:: Objective ::
Restate the listing that follows word for word, without its pictures.

[Dataset items]
────

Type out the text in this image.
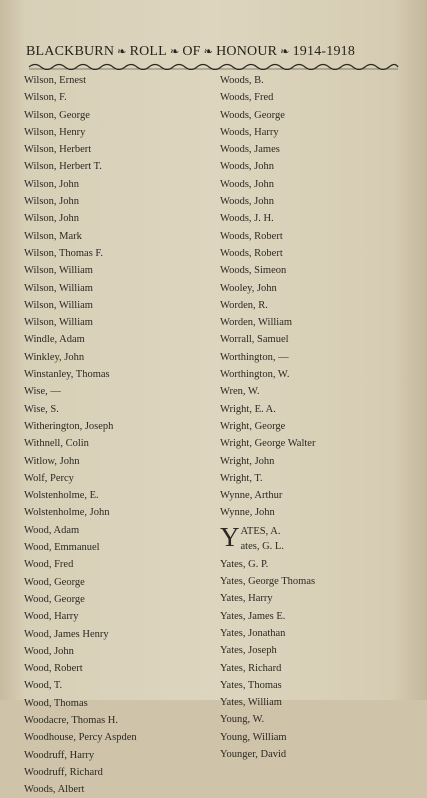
BLACKBURN ❧ ROLL ❧ OF ❧ HONOUR ❧ 1914-1918
Wilson, Ernest
Wilson, F.
Wilson, George
Wilson, Henry
Wilson, Herbert
Wilson, Herbert T.
Wilson, John
Wilson, John
Wilson, John
Wilson, Mark
Wilson, Thomas F.
Wilson, William
Wilson, William
Wilson, William
Wilson, William
Windle, Adam
Winkley, John
Winstanley, Thomas
Wise, —
Wise, S.
Witherington, Joseph
Withnell, Colin
Witlow, John
Wolf, Percy
Wolstenholme, E.
Wolstenholme, John
Wood, Adam
Wood, Emmanuel
Wood, Fred
Wood, George
Wood, George
Wood, Harry
Wood, James Henry
Wood, John
Wood, Robert
Wood, T.
Wood, Thomas
Woodacre, Thomas H.
Woodhouse, Percy Aspden
Woodruff, Harry
Woodruff, Richard
Woods, Albert
Woods, B.
Woods, Fred
Woods, George
Woods, Harry
Woods, James
Woods, John
Woods, John
Woods, John
Woods, J. H.
Woods, Robert
Woods, Robert
Woods, Simeon
Wooley, John
Worden, R.
Worden, William
Worrall, Samuel
Worthington, —
Worthington, W.
Wren, W.
Wright, E. A.
Wright, George
Wright, George Walter
Wright, John
Wright, T.
Wynne, Arthur
Wynne, John
YATES, A.
ates, G. L.
Yates, G. P.
Yates, George Thomas
Yates, Harry
Yates, James E.
Yates, Jonathan
Yates, Joseph
Yates, Richard
Yates, Thomas
Yates, William
Young, W.
Young, William
Younger, David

────

:: Output below ::
Type out the text in this image.
BLACKBURN ❧ ROLL ❧ OF ❧ HONOUR ❧ 1914-1918
Wilson, Ernest
Wilson, F.
Wilson, George
Wilson, Henry
Wilson, Herbert
Wilson, Herbert T.
Wilson, John
Wilson, John
Wilson, John
Wilson, Mark
Wilson, Thomas F.
Wilson, William
Wilson, William
Wilson, William
Wilson, William
Windle, Adam
Winkley, John
Winstanley, Thomas
Wise, —
Wise, S.
Witherington, Joseph
Withnell, Colin
Witlow, John
Wolf, Percy
Wolstenholme, E.
Wolstenholme, John
Wood, Adam
Wood, Emmanuel
Wood, Fred
Wood, George
Wood, George
Wood, Harry
Wood, James Henry
Wood, John
Wood, Robert
Wood, T.
Wood, Thomas
Woodacre, Thomas H.
Woodhouse, Percy Aspden
Woodruff, Harry
Woodruff, Richard
Woods, Albert
Woods, B.
Woods, Fred
Woods, George
Woods, Harry
Woods, James
Woods, John
Woods, John
Woods, John
Woods, J. H.
Woods, Robert
Woods, Robert
Woods, Simeon
Wooley, John
Worden, R.
Worden, William
Worrall, Samuel
Worthington, —
Worthington, W.
Wren, W.
Wright, E. A.
Wright, George
Wright, George Walter
Wright, John
Wright, T.
Wynne, Arthur
Wynne, John
YATES, A.
ates, G. L.
Yates, G. P.
Yates, George Thomas
Yates, Harry
Yates, James E.
Yates, Jonathan
Yates, Joseph
Yates, Richard
Yates, Thomas
Yates, William
Young, W.
Young, William
Younger, David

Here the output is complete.